- Task brief:
Your task is to filter the data below down to the lines holding "this".

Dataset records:
****************************************

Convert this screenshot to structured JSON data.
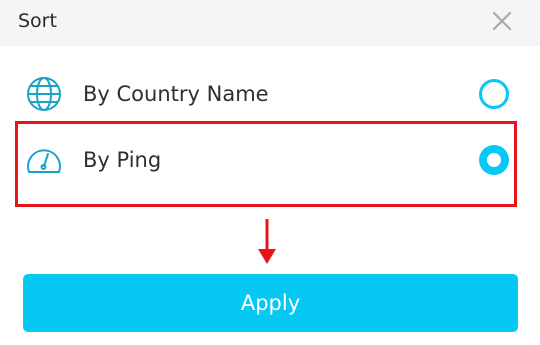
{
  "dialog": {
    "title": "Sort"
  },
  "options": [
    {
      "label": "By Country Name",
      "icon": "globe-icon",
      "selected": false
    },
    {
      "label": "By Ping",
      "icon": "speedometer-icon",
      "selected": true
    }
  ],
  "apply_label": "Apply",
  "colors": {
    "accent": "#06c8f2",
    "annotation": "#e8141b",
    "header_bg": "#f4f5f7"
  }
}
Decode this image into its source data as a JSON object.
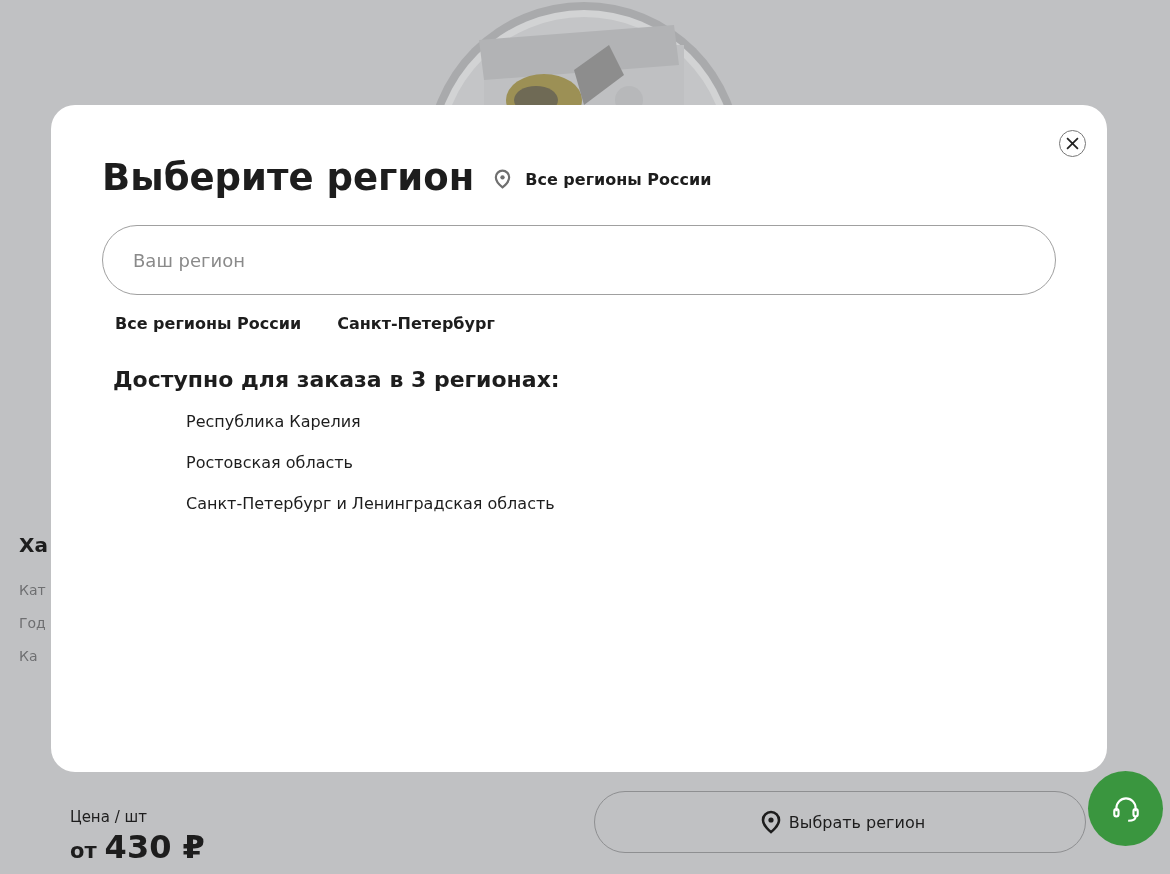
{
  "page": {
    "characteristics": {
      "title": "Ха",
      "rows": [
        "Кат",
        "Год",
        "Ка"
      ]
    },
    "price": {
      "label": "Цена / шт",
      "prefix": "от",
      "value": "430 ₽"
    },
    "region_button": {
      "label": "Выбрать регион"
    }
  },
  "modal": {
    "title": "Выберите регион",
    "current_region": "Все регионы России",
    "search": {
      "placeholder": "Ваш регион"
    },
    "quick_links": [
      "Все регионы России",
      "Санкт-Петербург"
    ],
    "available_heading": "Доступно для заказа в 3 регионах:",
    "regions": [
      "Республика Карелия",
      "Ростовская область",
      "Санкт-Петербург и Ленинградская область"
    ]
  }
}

****************************************

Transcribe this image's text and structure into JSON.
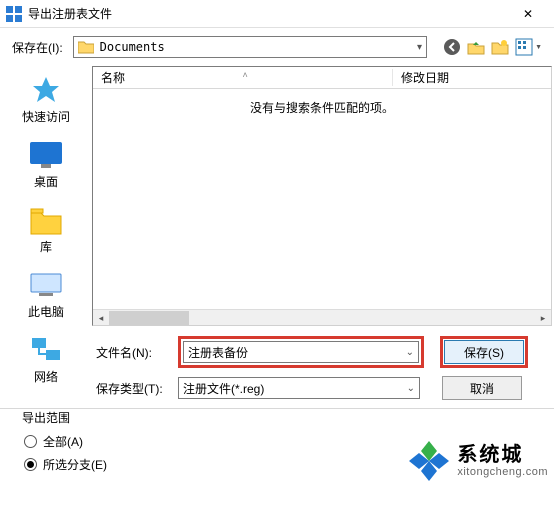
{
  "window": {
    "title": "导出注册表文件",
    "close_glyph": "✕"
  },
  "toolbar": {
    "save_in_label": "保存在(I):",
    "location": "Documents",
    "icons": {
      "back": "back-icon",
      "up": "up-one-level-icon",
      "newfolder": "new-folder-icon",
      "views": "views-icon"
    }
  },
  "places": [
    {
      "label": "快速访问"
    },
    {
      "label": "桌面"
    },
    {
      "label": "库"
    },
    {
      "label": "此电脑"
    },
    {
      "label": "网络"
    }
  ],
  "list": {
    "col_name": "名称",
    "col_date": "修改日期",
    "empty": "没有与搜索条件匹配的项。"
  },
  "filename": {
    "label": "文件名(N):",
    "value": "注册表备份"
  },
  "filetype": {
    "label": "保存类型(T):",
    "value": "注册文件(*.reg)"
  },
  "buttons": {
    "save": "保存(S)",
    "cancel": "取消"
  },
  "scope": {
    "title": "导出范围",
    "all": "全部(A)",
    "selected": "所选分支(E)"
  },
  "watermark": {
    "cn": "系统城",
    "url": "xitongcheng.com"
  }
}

****************************************

- Full answer:
Convert this screenshot to structured JSON data.
Decode this image into its source data as a JSON object.
Transcribe this image's text and structure into JSON.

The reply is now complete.